Copy each line of the records below verbatim, without changing anything.

### Material to process:
>>>>

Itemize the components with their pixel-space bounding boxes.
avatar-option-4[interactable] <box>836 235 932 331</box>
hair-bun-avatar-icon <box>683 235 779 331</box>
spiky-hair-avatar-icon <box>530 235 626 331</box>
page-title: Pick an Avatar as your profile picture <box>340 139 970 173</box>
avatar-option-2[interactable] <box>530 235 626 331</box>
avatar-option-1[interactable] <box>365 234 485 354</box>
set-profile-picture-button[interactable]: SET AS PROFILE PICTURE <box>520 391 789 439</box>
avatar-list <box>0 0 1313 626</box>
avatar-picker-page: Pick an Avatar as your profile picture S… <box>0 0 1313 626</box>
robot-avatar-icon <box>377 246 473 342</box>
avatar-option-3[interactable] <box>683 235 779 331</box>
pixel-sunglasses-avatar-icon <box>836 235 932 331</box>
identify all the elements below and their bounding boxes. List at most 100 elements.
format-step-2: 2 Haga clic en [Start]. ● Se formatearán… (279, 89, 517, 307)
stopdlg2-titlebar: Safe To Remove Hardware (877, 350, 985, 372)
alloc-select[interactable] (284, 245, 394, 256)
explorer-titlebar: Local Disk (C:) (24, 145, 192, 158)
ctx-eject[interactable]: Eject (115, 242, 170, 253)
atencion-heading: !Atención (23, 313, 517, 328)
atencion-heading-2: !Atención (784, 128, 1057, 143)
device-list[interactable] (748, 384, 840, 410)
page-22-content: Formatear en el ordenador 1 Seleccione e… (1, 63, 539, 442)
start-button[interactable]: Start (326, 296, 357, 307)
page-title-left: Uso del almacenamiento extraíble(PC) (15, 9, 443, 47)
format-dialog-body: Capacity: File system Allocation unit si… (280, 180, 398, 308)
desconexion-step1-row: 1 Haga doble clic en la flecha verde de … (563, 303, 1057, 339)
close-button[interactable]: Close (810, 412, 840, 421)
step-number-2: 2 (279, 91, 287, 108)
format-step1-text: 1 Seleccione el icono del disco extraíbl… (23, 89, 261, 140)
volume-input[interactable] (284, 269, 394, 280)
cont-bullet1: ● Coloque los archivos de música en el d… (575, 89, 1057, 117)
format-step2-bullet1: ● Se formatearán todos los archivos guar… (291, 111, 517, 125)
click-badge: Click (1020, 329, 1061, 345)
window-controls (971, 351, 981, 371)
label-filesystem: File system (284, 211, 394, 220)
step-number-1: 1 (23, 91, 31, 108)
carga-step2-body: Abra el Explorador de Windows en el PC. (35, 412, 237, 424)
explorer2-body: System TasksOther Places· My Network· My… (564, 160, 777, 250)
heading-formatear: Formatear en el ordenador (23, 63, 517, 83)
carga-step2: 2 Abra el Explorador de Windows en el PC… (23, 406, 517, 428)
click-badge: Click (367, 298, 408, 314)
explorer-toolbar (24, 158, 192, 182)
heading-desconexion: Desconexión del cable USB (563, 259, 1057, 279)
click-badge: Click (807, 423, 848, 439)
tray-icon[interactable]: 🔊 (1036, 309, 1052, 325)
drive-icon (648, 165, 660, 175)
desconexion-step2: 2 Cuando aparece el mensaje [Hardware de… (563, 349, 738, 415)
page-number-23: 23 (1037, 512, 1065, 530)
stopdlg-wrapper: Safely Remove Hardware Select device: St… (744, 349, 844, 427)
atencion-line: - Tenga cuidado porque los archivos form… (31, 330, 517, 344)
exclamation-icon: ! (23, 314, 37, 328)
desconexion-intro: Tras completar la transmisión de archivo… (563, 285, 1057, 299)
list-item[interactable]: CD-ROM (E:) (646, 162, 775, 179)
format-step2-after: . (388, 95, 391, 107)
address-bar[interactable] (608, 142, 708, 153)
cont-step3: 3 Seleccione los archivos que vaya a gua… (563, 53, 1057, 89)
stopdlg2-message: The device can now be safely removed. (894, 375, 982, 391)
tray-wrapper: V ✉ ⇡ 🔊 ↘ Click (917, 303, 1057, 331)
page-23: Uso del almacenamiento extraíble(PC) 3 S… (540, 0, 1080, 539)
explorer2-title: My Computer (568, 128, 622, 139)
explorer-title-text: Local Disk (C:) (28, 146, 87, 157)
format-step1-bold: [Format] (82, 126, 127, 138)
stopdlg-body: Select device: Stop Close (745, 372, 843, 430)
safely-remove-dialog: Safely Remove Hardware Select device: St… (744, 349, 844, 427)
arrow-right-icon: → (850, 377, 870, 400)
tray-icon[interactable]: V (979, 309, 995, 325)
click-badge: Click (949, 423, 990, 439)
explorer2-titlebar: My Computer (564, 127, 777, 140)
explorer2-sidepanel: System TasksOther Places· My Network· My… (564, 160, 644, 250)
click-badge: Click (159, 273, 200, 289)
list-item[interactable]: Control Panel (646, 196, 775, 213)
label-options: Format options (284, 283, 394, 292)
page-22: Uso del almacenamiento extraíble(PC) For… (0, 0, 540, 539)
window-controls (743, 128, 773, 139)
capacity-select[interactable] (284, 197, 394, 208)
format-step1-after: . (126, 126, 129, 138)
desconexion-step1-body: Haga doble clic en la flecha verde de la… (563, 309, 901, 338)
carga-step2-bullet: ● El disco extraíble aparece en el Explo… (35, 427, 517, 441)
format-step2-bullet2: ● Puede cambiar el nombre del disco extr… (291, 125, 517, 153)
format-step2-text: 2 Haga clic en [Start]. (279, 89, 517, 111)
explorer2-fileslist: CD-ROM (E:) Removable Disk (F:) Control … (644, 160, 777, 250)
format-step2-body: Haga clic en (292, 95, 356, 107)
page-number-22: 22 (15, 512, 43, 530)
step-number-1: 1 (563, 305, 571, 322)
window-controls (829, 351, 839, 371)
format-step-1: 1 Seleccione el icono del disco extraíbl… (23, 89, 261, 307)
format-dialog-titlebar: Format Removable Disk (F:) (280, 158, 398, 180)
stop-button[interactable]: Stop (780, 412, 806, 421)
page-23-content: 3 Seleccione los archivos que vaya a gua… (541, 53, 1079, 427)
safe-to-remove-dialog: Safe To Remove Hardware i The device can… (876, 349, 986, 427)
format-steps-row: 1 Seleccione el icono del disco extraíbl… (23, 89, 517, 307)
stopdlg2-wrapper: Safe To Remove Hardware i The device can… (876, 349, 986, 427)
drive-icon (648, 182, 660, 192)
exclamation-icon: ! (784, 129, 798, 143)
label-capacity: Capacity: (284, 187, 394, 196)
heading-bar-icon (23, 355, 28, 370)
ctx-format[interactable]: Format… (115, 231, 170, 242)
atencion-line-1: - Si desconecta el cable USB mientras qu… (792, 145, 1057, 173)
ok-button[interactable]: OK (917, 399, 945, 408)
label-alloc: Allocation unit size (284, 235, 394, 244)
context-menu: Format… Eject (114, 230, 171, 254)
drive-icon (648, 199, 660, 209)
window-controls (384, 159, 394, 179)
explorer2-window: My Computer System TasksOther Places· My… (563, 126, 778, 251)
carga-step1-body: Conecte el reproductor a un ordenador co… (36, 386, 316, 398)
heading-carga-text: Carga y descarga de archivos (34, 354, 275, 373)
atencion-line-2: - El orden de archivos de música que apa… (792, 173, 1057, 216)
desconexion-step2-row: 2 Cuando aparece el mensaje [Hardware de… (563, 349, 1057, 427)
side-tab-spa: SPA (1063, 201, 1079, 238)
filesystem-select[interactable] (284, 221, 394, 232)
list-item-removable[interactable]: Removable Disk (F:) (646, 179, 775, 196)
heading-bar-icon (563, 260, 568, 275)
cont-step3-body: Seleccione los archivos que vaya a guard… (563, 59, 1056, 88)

<<<<

### Task solution:
Itemize the components with their pixel-space bounding boxes.
avatar-option-4[interactable] <box>836 235 932 331</box>
hair-bun-avatar-icon <box>683 235 779 331</box>
spiky-hair-avatar-icon <box>530 235 626 331</box>
page-title: Pick an Avatar as your profile picture <box>340 139 970 173</box>
avatar-option-2[interactable] <box>530 235 626 331</box>
avatar-option-1[interactable] <box>365 234 485 354</box>
set-profile-picture-button[interactable]: SET AS PROFILE PICTURE <box>520 391 789 439</box>
avatar-list <box>0 0 1313 626</box>
avatar-picker-page: Pick an Avatar as your profile picture S… <box>0 0 1313 626</box>
robot-avatar-icon <box>377 246 473 342</box>
avatar-option-3[interactable] <box>683 235 779 331</box>
pixel-sunglasses-avatar-icon <box>836 235 932 331</box>
identify all the elements below and their bounding boxes. List at most 100 elements.
format-step-2: 2 Haga clic en [Start]. ● Se formatearán… (279, 89, 517, 307)
stopdlg2-titlebar: Safe To Remove Hardware (877, 350, 985, 372)
alloc-select[interactable] (284, 245, 394, 256)
explorer-titlebar: Local Disk (C:) (24, 145, 192, 158)
ctx-eject[interactable]: Eject (115, 242, 170, 253)
atencion-heading: !Atención (23, 313, 517, 328)
atencion-heading-2: !Atención (784, 128, 1057, 143)
device-list[interactable] (748, 384, 840, 410)
page-22-content: Formatear en el ordenador 1 Seleccione e… (1, 63, 539, 442)
start-button[interactable]: Start (326, 296, 357, 307)
page-title-left: Uso del almacenamiento extraíble(PC) (15, 9, 443, 47)
format-dialog-body: Capacity: File system Allocation unit si… (280, 180, 398, 308)
desconexion-step1-row: 1 Haga doble clic en la flecha verde de … (563, 303, 1057, 339)
close-button[interactable]: Close (810, 412, 840, 421)
step-number-2: 2 (279, 91, 287, 108)
format-step1-text: 1 Seleccione el icono del disco extraíbl… (23, 89, 261, 140)
volume-input[interactable] (284, 269, 394, 280)
cont-bullet1: ● Coloque los archivos de música en el d… (575, 89, 1057, 117)
format-step2-bullet1: ● Se formatearán todos los archivos guar… (291, 111, 517, 125)
click-badge: Click (1020, 329, 1061, 345)
window-controls (971, 351, 981, 371)
label-filesystem: File system (284, 211, 394, 220)
step-number-1: 1 (23, 91, 31, 108)
carga-step2-body: Abra el Explorador de Windows en el PC. (35, 412, 237, 424)
explorer2-body: System TasksOther Places· My Network· My… (564, 160, 777, 250)
heading-formatear: Formatear en el ordenador (23, 63, 517, 83)
carga-step2: 2 Abra el Explorador de Windows en el PC… (23, 406, 517, 428)
click-badge: Click (367, 298, 408, 314)
explorer-toolbar (24, 158, 192, 182)
heading-desconexion: Desconexión del cable USB (563, 259, 1057, 279)
click-badge: Click (807, 423, 848, 439)
tray-icon[interactable]: 🔊 (1036, 309, 1052, 325)
drive-icon (648, 165, 660, 175)
desconexion-step2: 2 Cuando aparece el mensaje [Hardware de… (563, 349, 738, 415)
page-number-23: 23 (1037, 512, 1065, 530)
stopdlg-wrapper: Safely Remove Hardware Select device: St… (744, 349, 844, 427)
atencion-line: - Tenga cuidado porque los archivos form… (31, 330, 517, 344)
exclamation-icon: ! (23, 314, 37, 328)
desconexion-intro: Tras completar la transmisión de archivo… (563, 285, 1057, 299)
list-item[interactable]: CD-ROM (E:) (646, 162, 775, 179)
format-step2-after: . (388, 95, 391, 107)
address-bar[interactable] (608, 142, 708, 153)
cont-step3: 3 Seleccione los archivos que vaya a gua… (563, 53, 1057, 89)
stopdlg2-message: The device can now be safely removed. (894, 375, 982, 391)
tray-wrapper: V ✉ ⇡ 🔊 ↘ Click (917, 303, 1057, 331)
page-23: Uso del almacenamiento extraíble(PC) 3 S… (540, 0, 1080, 539)
explorer2-title: My Computer (568, 128, 622, 139)
explorer-title-text: Local Disk (C:) (28, 146, 87, 157)
format-step1-bold: [Format] (82, 126, 127, 138)
stopdlg-body: Select device: Stop Close (745, 372, 843, 430)
safely-remove-dialog: Safely Remove Hardware Select device: St… (744, 349, 844, 427)
arrow-right-icon: → (850, 377, 870, 400)
tray-icon[interactable]: V (979, 309, 995, 325)
click-badge: Click (949, 423, 990, 439)
explorer2-titlebar: My Computer (564, 127, 777, 140)
explorer2-sidepanel: System TasksOther Places· My Network· My… (564, 160, 644, 250)
click-badge: Click (159, 273, 200, 289)
list-item[interactable]: Control Panel (646, 196, 775, 213)
label-options: Format options (284, 283, 394, 292)
page-22: Uso del almacenamiento extraíble(PC) For… (0, 0, 540, 539)
window-controls (743, 128, 773, 139)
capacity-select[interactable] (284, 197, 394, 208)
format-step1-after: . (126, 126, 129, 138)
desconexion-step1-body: Haga doble clic en la flecha verde de la… (563, 309, 901, 338)
carga-step2-bullet: ● El disco extraíble aparece en el Explo… (35, 427, 517, 441)
format-step2-bullet2: ● Puede cambiar el nombre del disco extr… (291, 125, 517, 153)
format-step2-text: 2 Haga clic en [Start]. (279, 89, 517, 111)
explorer2-fileslist: CD-ROM (E:) Removable Disk (F:) Control … (644, 160, 777, 250)
format-step2-body: Haga clic en (292, 95, 356, 107)
page-number-22: 22 (15, 512, 43, 530)
step-number-1: 1 (563, 305, 571, 322)
window-controls (829, 351, 839, 371)
format-step-1: 1 Seleccione el icono del disco extraíbl… (23, 89, 261, 307)
format-dialog-titlebar: Format Removable Disk (F:) (280, 158, 398, 180)
stop-button[interactable]: Stop (780, 412, 806, 421)
page-23-content: 3 Seleccione los archivos que vaya a gua… (541, 53, 1079, 427)
safe-to-remove-dialog: Safe To Remove Hardware i The device can… (876, 349, 986, 427)
format-steps-row: 1 Seleccione el icono del disco extraíbl… (23, 89, 517, 307)
stopdlg2-wrapper: Safe To Remove Hardware i The device can… (876, 349, 986, 427)
drive-icon (648, 182, 660, 192)
exclamation-icon: ! (784, 129, 798, 143)
label-capacity: Capacity: (284, 187, 394, 196)
heading-bar-icon (23, 355, 28, 370)
ctx-format[interactable]: Format… (115, 231, 170, 242)
atencion-line-1: - Si desconecta el cable USB mientras qu… (792, 145, 1057, 173)
ok-button[interactable]: OK (917, 399, 945, 408)
label-alloc: Allocation unit size (284, 235, 394, 244)
context-menu: Format… Eject (114, 230, 171, 254)
drive-icon (648, 199, 660, 209)
window-controls (384, 159, 394, 179)
explorer2-window: My Computer System TasksOther Places· My… (563, 126, 778, 251)
carga-step1-body: Conecte el reproductor a un ordenador co… (36, 386, 316, 398)
heading-carga-text: Carga y descarga de archivos (34, 354, 275, 373)
atencion-line-2: - El orden de archivos de música que apa… (792, 173, 1057, 216)
desconexion-step2-row: 2 Cuando aparece el mensaje [Hardware de… (563, 349, 1057, 427)
side-tab-spa: SPA (1063, 201, 1079, 238)
filesystem-select[interactable] (284, 221, 394, 232)
list-item-removable[interactable]: Removable Disk (F:) (646, 179, 775, 196)
heading-bar-icon (563, 260, 568, 275)
cont-step3-body: Seleccione los archivos que vaya a guard… (563, 59, 1056, 88)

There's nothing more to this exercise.